**Stated exercise**. Repeat all the material exactly; pictures stay out of your copy.

**Record set**.
++++++++

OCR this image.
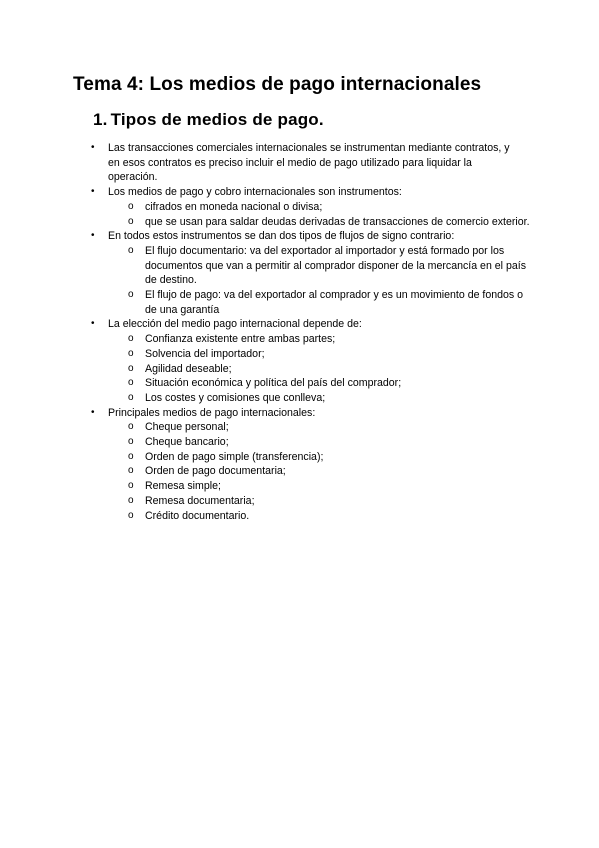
Tema 4: Los medios de pago internacionales
1. Tipos de medios de pago.
• Las transacciones comerciales internacionales se instrumentan mediante contratos, y en esos contratos es preciso incluir el medio de pago utilizado para liquidar la operación.
• Los medios de pago y cobro internacionales son instrumentos:
o cifrados en moneda nacional o divisa;
o que se usan para saldar deudas derivadas de transacciones de comercio exterior.
• En todos estos instrumentos se dan dos tipos de flujos de signo contrario:
o El flujo documentario: va del exportador al importador y está formado por los documentos que van a permitir al comprador disponer de la mercancía en el país de destino.
o El flujo de pago: va del exportador al comprador y es un movimiento de fondos o de una garantía
• La elección del medio pago internacional depende de:
o Confianza existente entre ambas partes;
o Solvencia del importador;
o Agilidad deseable;
o Situación económica y política del país del comprador;
o Los costes y comisiones que conlleva;
• Principales medios de pago internacionales:
o Cheque personal;
o Cheque bancario;
o Orden de pago simple (transferencia);
o Orden de pago documentaria;
o Remesa simple;
o Remesa documentaria;
o Crédito documentario.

++++++++

**Output for this task**.
OCR this image.
Tema 4: Los medios de pago internacionales
1. Tipos de medios de pago.
• Las transacciones comerciales internacionales se instrumentan mediante contratos, y en esos contratos es preciso incluir el medio de pago utilizado para liquidar la operación.
• Los medios de pago y cobro internacionales son instrumentos:
o cifrados en moneda nacional o divisa;
o que se usan para saldar deudas derivadas de transacciones de comercio exterior.
• En todos estos instrumentos se dan dos tipos de flujos de signo contrario:
o El flujo documentario: va del exportador al importador y está formado por los documentos que van a permitir al comprador disponer de la mercancía en el país de destino.
o El flujo de pago: va del exportador al comprador y es un movimiento de fondos o de una garantía
• La elección del medio pago internacional depende de:
o Confianza existente entre ambas partes;
o Solvencia del importador;
o Agilidad deseable;
o Situación económica y política del país del comprador;
o Los costes y comisiones que conlleva;
• Principales medios de pago internacionales:
o Cheque personal;
o Cheque bancario;
o Orden de pago simple (transferencia);
o Orden de pago documentaria;
o Remesa simple;
o Remesa documentaria;
o Crédito documentario.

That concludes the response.